▶ **Objective**
Pull out all lines from the listing below in which the word "prolongación" appears.

▶ **Stored entries**
• • • • •

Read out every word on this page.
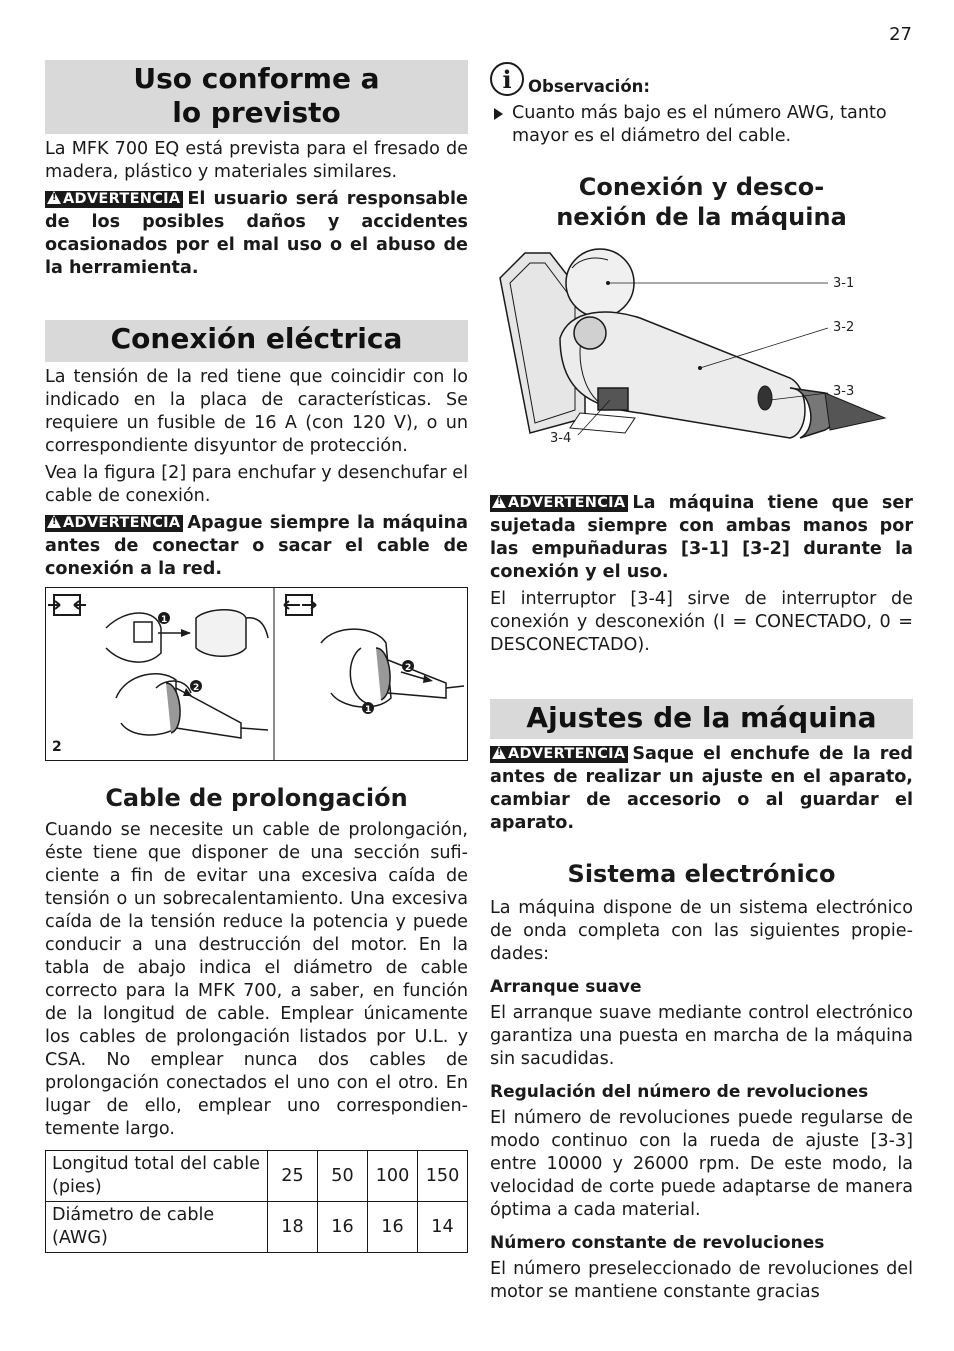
27
Uso conforme a
lo previsto

La MFK 700 EQ está prevista para el fresado de madera, plástico y materiales similares.

!ADVERTENCIA El usuario será responsable de los posibles daños y accidentes ocasionados por el mal uso o el abuso de la herramienta.

Conexión eléctrica

La tensión de la red tiene que coincidir con lo indicado en la placa de características. Se requiere un fusible de 16 A (con 120 V), o un correspondiente disyuntor de protección.

Vea la figura [2] para enchufar y desenchufar el cable de conexión.

!ADVERTENCIA Apague siempre la máquina antes de conectar o sacar el cable de conexión a la red.

1
2
2
1
2
Cable de prolongación

Cuando se necesite un cable de prolongación, éste tiene que disponer de una sección suficiente a fin de evitar una excesiva caída de tensión o un sobrecalentamiento. Una excesiva caída de la tensión reduce la potencia y puede conducir a una destrucción del motor. En la tabla de abajo indica el diámetro de cable correcto para la MFK 700, a saber, en función de la longitud de cable. Emplear únicamente los cables de prolongación listados por U.L. y CSA. No emplear nunca dos cables de prolongación conectados el uno con el otro. En lugar de ello, emplear uno correspondientemente largo.

Longitud total del cable (pies)	25	50	100	150
Diámetro de cable (AWG)	18	16	16	14
i Observación:
Cuanto más bajo es el número AWG, tanto mayor es el diámetro del cable.
Conexión y desco-
nexión de la máquina
3-1
3-2
3-3
3-4

!ADVERTENCIA La máquina tiene que ser sujetada siempre con ambas manos por las empuñaduras [3-1] [3-2] durante la conexión y el uso.

El interruptor [3-4] sirve de interruptor de conexión y desconexión (I = CONECTADO, 0 = DESCONECTADO).

Ajustes de la máquina

!ADVERTENCIA Saque el enchufe de la red antes de realizar un ajuste en el aparato, cambiar de accesorio o al guardar el aparato.

Sistema electrónico

La máquina dispone de un sistema electrónico de onda completa con las siguientes propiedades:

Arranque suave

El arranque suave mediante control electrónico garantiza una puesta en marcha de la máquina sin sacudidas.

Regulación del número de revoluciones

El número de revoluciones puede regularse de modo continuo con la rueda de ajuste [3-3] entre 10000 y 26000 rpm. De este modo, la velocidad de corte puede adaptarse de manera óptima a cada material.

Número constante de revoluciones

El número preseleccionado de revoluciones del motor se mantiene constante gracias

• • • • •

▶ **Exercise output**
Cable de prolongación
Cuando se necesite un cable de prolongación, éste tiene que disponer de una sección suficiente a fin de evitar una excesiva caída de tensión o un sobrecalentamiento. Una excesiva caída de la tensión reduce la potencia y puede conducir a una destrucción del motor. En la tabla de abajo indica el diámetro de cable correcto para la MFK 700, a saber, en función de la longitud de cable. Emplear únicamente los cables de prolongación listados por U.L. y CSA. No emplear nunca dos cables de prolongación conectados el uno con el otro. En lugar de ello, emplear uno correspondientemente largo.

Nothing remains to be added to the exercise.